= Goal of the exercise =
Print all of the entries exactly, minus the pictures.
__________
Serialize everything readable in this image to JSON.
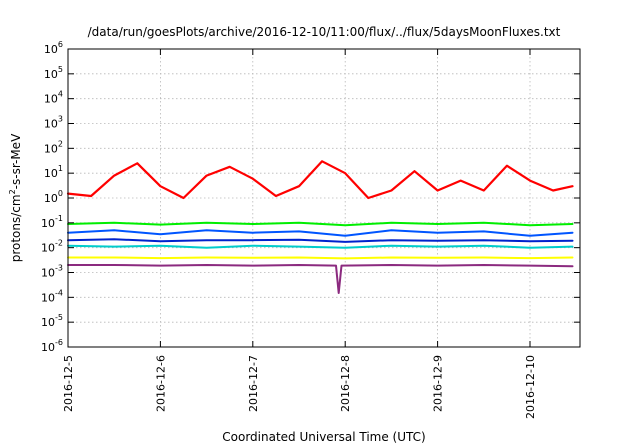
{
  "chart_data": {
    "type": "line",
    "title": "/data/run/goesPlots/archive/2016-12-10/11:00/flux/../flux/5daysMoonFluxes.txt",
    "xlabel": "Coordinated Universal Time (UTC)",
    "ylabel_base": "protons/cm",
    "ylabel_sup": "2",
    "ylabel_rest": "-s-sr-MeV",
    "x_range": [
      "2016-12-05 00:00",
      "2016-12-10 11:00"
    ],
    "x_ticks": [
      "2016-12-5",
      "2016-12-6",
      "2016-12-7",
      "2016-12-8",
      "2016-12-9",
      "2016-12-10"
    ],
    "y_scale": "log",
    "ylim": [
      1e-06,
      1000000.0
    ],
    "y_ticks": [
      {
        "base": "10",
        "exp": "-6"
      },
      {
        "base": "10",
        "exp": "-5"
      },
      {
        "base": "10",
        "exp": "-4"
      },
      {
        "base": "10",
        "exp": "-3"
      },
      {
        "base": "10",
        "exp": "-2"
      },
      {
        "base": "10",
        "exp": "-1"
      },
      {
        "base": "10",
        "exp": "0"
      },
      {
        "base": "10",
        "exp": "1"
      },
      {
        "base": "10",
        "exp": "2"
      },
      {
        "base": "10",
        "exp": "3"
      },
      {
        "base": "10",
        "exp": "4"
      },
      {
        "base": "10",
        "exp": "5"
      },
      {
        "base": "10",
        "exp": "6"
      }
    ],
    "grid": true,
    "legend": "none",
    "series": [
      {
        "color": "#ff0000",
        "x_days": [
          0,
          0.25,
          0.5,
          0.75,
          1.0,
          1.25,
          1.5,
          1.75,
          2.0,
          2.25,
          2.5,
          2.75,
          3.0,
          3.25,
          3.5,
          3.75,
          4.0,
          4.25,
          4.5,
          4.75,
          5.0,
          5.25,
          5.46
        ],
        "y": [
          1.5,
          1.2,
          8,
          25,
          3,
          1.0,
          8,
          18,
          6,
          1.2,
          3,
          30,
          10,
          1.0,
          2,
          12,
          2,
          5,
          2,
          20,
          5,
          2,
          3
        ]
      },
      {
        "color": "#00ee00",
        "x_days": [
          0,
          0.5,
          1,
          1.5,
          2,
          2.5,
          3,
          3.5,
          4,
          4.5,
          5,
          5.46
        ],
        "y": [
          0.09,
          0.1,
          0.085,
          0.1,
          0.09,
          0.1,
          0.08,
          0.1,
          0.09,
          0.1,
          0.08,
          0.09
        ]
      },
      {
        "color": "#0055ff",
        "x_days": [
          0,
          0.5,
          1,
          1.5,
          2,
          2.5,
          3,
          3.5,
          4,
          4.5,
          5,
          5.46
        ],
        "y": [
          0.04,
          0.05,
          0.035,
          0.05,
          0.04,
          0.045,
          0.03,
          0.05,
          0.04,
          0.045,
          0.03,
          0.04
        ]
      },
      {
        "color": "#0022cc",
        "x_days": [
          0,
          0.5,
          1,
          1.5,
          2,
          2.5,
          3,
          3.5,
          4,
          4.5,
          5,
          5.46
        ],
        "y": [
          0.02,
          0.022,
          0.018,
          0.02,
          0.02,
          0.021,
          0.017,
          0.02,
          0.019,
          0.02,
          0.018,
          0.019
        ]
      },
      {
        "color": "#00cccc",
        "x_days": [
          0,
          0.5,
          1,
          1.5,
          2,
          2.5,
          3,
          3.5,
          4,
          4.5,
          5,
          5.46
        ],
        "y": [
          0.012,
          0.011,
          0.012,
          0.01,
          0.012,
          0.011,
          0.01,
          0.012,
          0.011,
          0.012,
          0.01,
          0.011
        ]
      },
      {
        "color": "#ffff00",
        "x_days": [
          0,
          0.5,
          1,
          1.5,
          2,
          2.5,
          3,
          3.5,
          4,
          4.5,
          5,
          5.46
        ],
        "y": [
          0.004,
          0.004,
          0.0038,
          0.004,
          0.0039,
          0.004,
          0.0037,
          0.004,
          0.0039,
          0.004,
          0.0038,
          0.004
        ]
      },
      {
        "color": "#8b2a7f",
        "x_days": [
          0,
          0.5,
          1,
          1.5,
          2,
          2.5,
          2.9,
          2.93,
          2.96,
          3.5,
          4,
          4.5,
          5,
          5.46
        ],
        "y": [
          0.002,
          0.002,
          0.0019,
          0.002,
          0.0019,
          0.002,
          0.0019,
          0.00015,
          0.0019,
          0.002,
          0.0019,
          0.002,
          0.0019,
          0.0018
        ]
      }
    ]
  }
}
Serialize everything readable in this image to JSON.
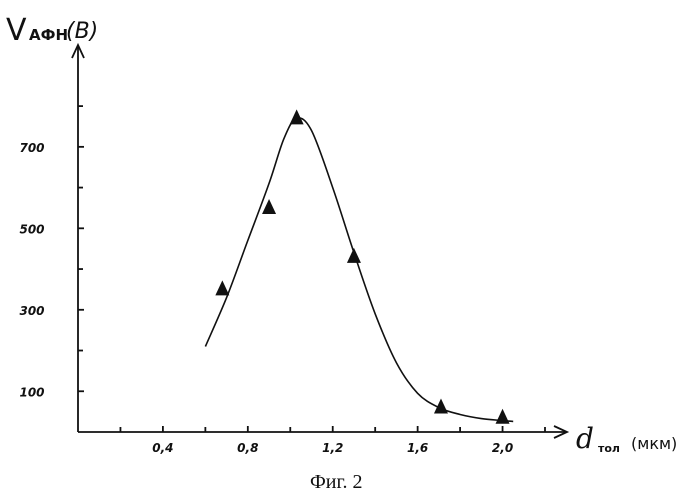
{
  "chart_data": {
    "type": "line",
    "y_title": {
      "symbol": "V",
      "subscript": "АФН",
      "unit": "(В)"
    },
    "x_title": {
      "symbol": "d",
      "subscript": "тол",
      "unit": "(мкм)"
    },
    "caption": "Фиг. 2",
    "x_ticks": [
      "0,4",
      "0,8",
      "1,2",
      "1,6",
      "2,0"
    ],
    "x_tick_values": [
      0.4,
      0.8,
      1.2,
      1.6,
      2.0
    ],
    "y_ticks": [
      "100",
      "300",
      "500",
      "700"
    ],
    "y_tick_values": [
      100,
      300,
      500,
      700
    ],
    "xlim": [
      0.0,
      2.2
    ],
    "ylim": [
      0,
      950
    ],
    "grid": false,
    "series": [
      {
        "marker": "triangle",
        "x": [
          0.68,
          0.9,
          1.03,
          1.3,
          1.71,
          2.0
        ],
        "y": [
          350,
          550,
          770,
          430,
          60,
          35
        ]
      }
    ],
    "fit_curve": {
      "x": [
        0.6,
        0.7,
        0.8,
        0.9,
        0.97,
        1.03,
        1.1,
        1.2,
        1.3,
        1.4,
        1.5,
        1.6,
        1.7,
        1.8,
        1.9,
        2.0,
        2.05
      ],
      "y": [
        210,
        330,
        470,
        610,
        720,
        770,
        740,
        600,
        440,
        290,
        170,
        95,
        60,
        43,
        33,
        28,
        26
      ]
    }
  }
}
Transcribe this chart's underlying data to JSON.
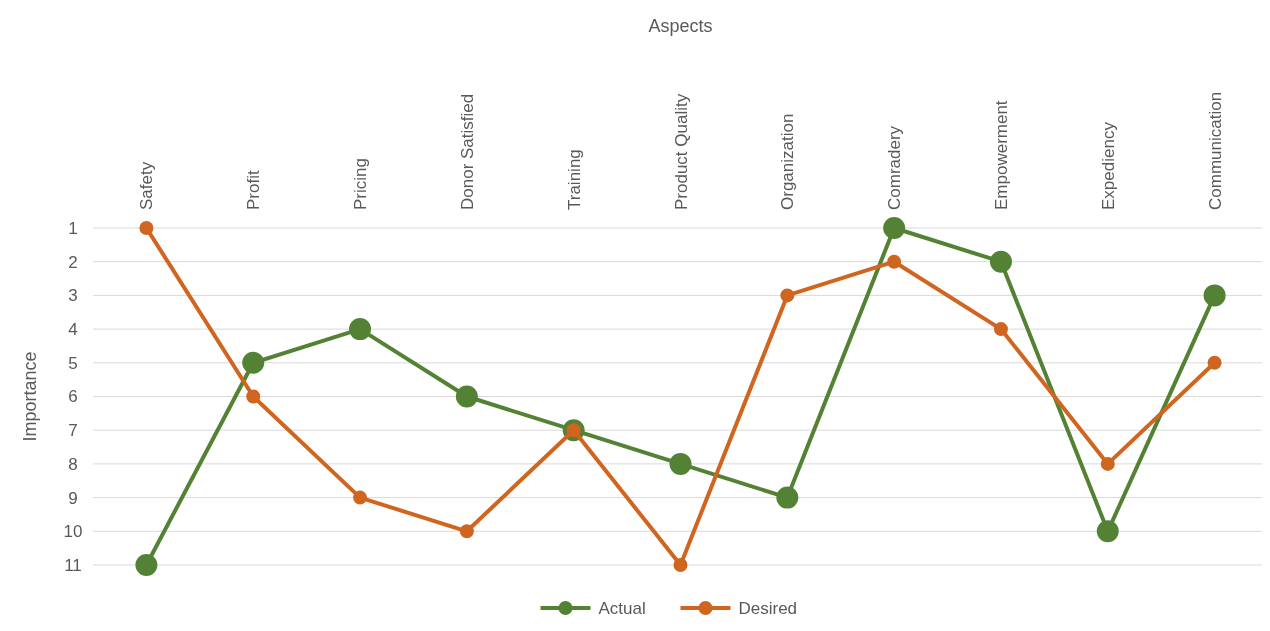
{
  "chart_data": {
    "type": "line",
    "xlabel": "Aspects",
    "ylabel": "Importance",
    "categories": [
      "Safety",
      "Profit",
      "Pricing",
      "Donor Satisfied",
      "Training",
      "Product Quality",
      "Organization",
      "Comradery",
      "Empowerment",
      "Expediency",
      "Communication"
    ],
    "series": [
      {
        "name": "Actual",
        "color": "#548235",
        "values": [
          11,
          5,
          4,
          6,
          7,
          8,
          9,
          1,
          2,
          10,
          3
        ]
      },
      {
        "name": "Desired",
        "color": "#d0651f",
        "values": [
          1,
          6,
          9,
          10,
          7,
          11,
          3,
          2,
          4,
          8,
          5
        ]
      }
    ],
    "ylim": [
      11,
      1
    ],
    "yticks": [
      1,
      2,
      3,
      4,
      5,
      6,
      7,
      8,
      9,
      10,
      11
    ],
    "grid": "y",
    "legend": "bottom",
    "marker": "circle",
    "line_style": "solid"
  }
}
__________
= Task response =
Serialize everything readable in this image to JSON.
{
  "chart_data": {
    "type": "line",
    "title": "/data/run/goesPlots/archive/2016-12-10/11:00/flux/../flux/5daysMoonFluxes.txt",
    "xlabel": "Coordinated Universal Time (UTC)",
    "ylabel_base": "protons/cm",
    "ylabel_sup": "2",
    "ylabel_rest": "-s-sr-MeV",
    "x_range": [
      "2016-12-05 00:00",
      "2016-12-10 11:00"
    ],
    "x_ticks": [
      "2016-12-5",
      "2016-12-6",
      "2016-12-7",
      "2016-12-8",
      "2016-12-9",
      "2016-12-10"
    ],
    "y_scale": "log",
    "ylim": [
      1e-06,
      1000000.0
    ],
    "y_ticks": [
      {
        "base": "10",
        "exp": "-6"
      },
      {
        "base": "10",
        "exp": "-5"
      },
      {
        "base": "10",
        "exp": "-4"
      },
      {
        "base": "10",
        "exp": "-3"
      },
      {
        "base": "10",
        "exp": "-2"
      },
      {
        "base": "10",
        "exp": "-1"
      },
      {
        "base": "10",
        "exp": "0"
      },
      {
        "base": "10",
        "exp": "1"
      },
      {
        "base": "10",
        "exp": "2"
      },
      {
        "base": "10",
        "exp": "3"
      },
      {
        "base": "10",
        "exp": "4"
      },
      {
        "base": "10",
        "exp": "5"
      },
      {
        "base": "10",
        "exp": "6"
      }
    ],
    "grid": true,
    "legend": "none",
    "series": [
      {
        "color": "#ff0000",
        "x_days": [
          0,
          0.25,
          0.5,
          0.75,
          1.0,
          1.25,
          1.5,
          1.75,
          2.0,
          2.25,
          2.5,
          2.75,
          3.0,
          3.25,
          3.5,
          3.75,
          4.0,
          4.25,
          4.5,
          4.75,
          5.0,
          5.25,
          5.46
        ],
        "y": [
          1.5,
          1.2,
          8,
          25,
          3,
          1.0,
          8,
          18,
          6,
          1.2,
          3,
          30,
          10,
          1.0,
          2,
          12,
          2,
          5,
          2,
          20,
          5,
          2,
          3
        ]
      },
      {
        "color": "#00ee00",
        "x_days": [
          0,
          0.5,
          1,
          1.5,
          2,
          2.5,
          3,
          3.5,
          4,
          4.5,
          5,
          5.46
        ],
        "y": [
          0.09,
          0.1,
          0.085,
          0.1,
          0.09,
          0.1,
          0.08,
          0.1,
          0.09,
          0.1,
          0.08,
          0.09
        ]
      },
      {
        "color": "#0055ff",
        "x_days": [
          0,
          0.5,
          1,
          1.5,
          2,
          2.5,
          3,
          3.5,
          4,
          4.5,
          5,
          5.46
        ],
        "y": [
          0.04,
          0.05,
          0.035,
          0.05,
          0.04,
          0.045,
          0.03,
          0.05,
          0.04,
          0.045,
          0.03,
          0.04
        ]
      },
      {
        "color": "#0022cc",
        "x_days": [
          0,
          0.5,
          1,
          1.5,
          2,
          2.5,
          3,
          3.5,
          4,
          4.5,
          5,
          5.46
        ],
        "y": [
          0.02,
          0.022,
          0.018,
          0.02,
          0.02,
          0.021,
          0.017,
          0.02,
          0.019,
          0.02,
          0.018,
          0.019
        ]
      },
      {
        "color": "#00cccc",
        "x_days": [
          0,
          0.5,
          1,
          1.5,
          2,
          2.5,
          3,
          3.5,
          4,
          4.5,
          5,
          5.46
        ],
        "y": [
          0.012,
          0.011,
          0.012,
          0.01,
          0.012,
          0.011,
          0.01,
          0.012,
          0.011,
          0.012,
          0.01,
          0.011
        ]
      },
      {
        "color": "#ffff00",
        "x_days": [
          0,
          0.5,
          1,
          1.5,
          2,
          2.5,
          3,
          3.5,
          4,
          4.5,
          5,
          5.46
        ],
        "y": [
          0.004,
          0.004,
          0.0038,
          0.004,
          0.0039,
          0.004,
          0.0037,
          0.004,
          0.0039,
          0.004,
          0.0038,
          0.004
        ]
      },
      {
        "color": "#8b2a7f",
        "x_days": [
          0,
          0.5,
          1,
          1.5,
          2,
          2.5,
          2.9,
          2.93,
          2.96,
          3.5,
          4,
          4.5,
          5,
          5.46
        ],
        "y": [
          0.002,
          0.002,
          0.0019,
          0.002,
          0.0019,
          0.002,
          0.0019,
          0.00015,
          0.0019,
          0.002,
          0.0019,
          0.002,
          0.0019,
          0.0018
        ]
      }
    ]
  }
}
Serialize everything readable in this image to JSON.
{
  "chart_data": {
    "type": "line",
    "y_title": {
      "symbol": "V",
      "subscript": "АФН",
      "unit": "(В)"
    },
    "x_title": {
      "symbol": "d",
      "subscript": "тол",
      "unit": "(мкм)"
    },
    "caption": "Фиг. 2",
    "x_ticks": [
      "0,4",
      "0,8",
      "1,2",
      "1,6",
      "2,0"
    ],
    "x_tick_values": [
      0.4,
      0.8,
      1.2,
      1.6,
      2.0
    ],
    "y_ticks": [
      "100",
      "300",
      "500",
      "700"
    ],
    "y_tick_values": [
      100,
      300,
      500,
      700
    ],
    "xlim": [
      0.0,
      2.2
    ],
    "ylim": [
      0,
      950
    ],
    "grid": false,
    "series": [
      {
        "marker": "triangle",
        "x": [
          0.68,
          0.9,
          1.03,
          1.3,
          1.71,
          2.0
        ],
        "y": [
          350,
          550,
          770,
          430,
          60,
          35
        ]
      }
    ],
    "fit_curve": {
      "x": [
        0.6,
        0.7,
        0.8,
        0.9,
        0.97,
        1.03,
        1.1,
        1.2,
        1.3,
        1.4,
        1.5,
        1.6,
        1.7,
        1.8,
        1.9,
        2.0,
        2.05
      ],
      "y": [
        210,
        330,
        470,
        610,
        720,
        770,
        740,
        600,
        440,
        290,
        170,
        95,
        60,
        43,
        33,
        28,
        26
      ]
    }
  }
}
Transcribe this chart's underlying data to JSON.
{
  "chart_data": {
    "type": "line",
    "xlabel": "Aspects",
    "ylabel": "Importance",
    "categories": [
      "Safety",
      "Profit",
      "Pricing",
      "Donor Satisfied",
      "Training",
      "Product Quality",
      "Organization",
      "Comradery",
      "Empowerment",
      "Expediency",
      "Communication"
    ],
    "series": [
      {
        "name": "Actual",
        "color": "#548235",
        "values": [
          11,
          5,
          4,
          6,
          7,
          8,
          9,
          1,
          2,
          10,
          3
        ]
      },
      {
        "name": "Desired",
        "color": "#d0651f",
        "values": [
          1,
          6,
          9,
          10,
          7,
          11,
          3,
          2,
          4,
          8,
          5
        ]
      }
    ],
    "ylim": [
      11,
      1
    ],
    "yticks": [
      1,
      2,
      3,
      4,
      5,
      6,
      7,
      8,
      9,
      10,
      11
    ],
    "grid": "y",
    "legend": "bottom",
    "marker": "circle",
    "line_style": "solid"
  }
}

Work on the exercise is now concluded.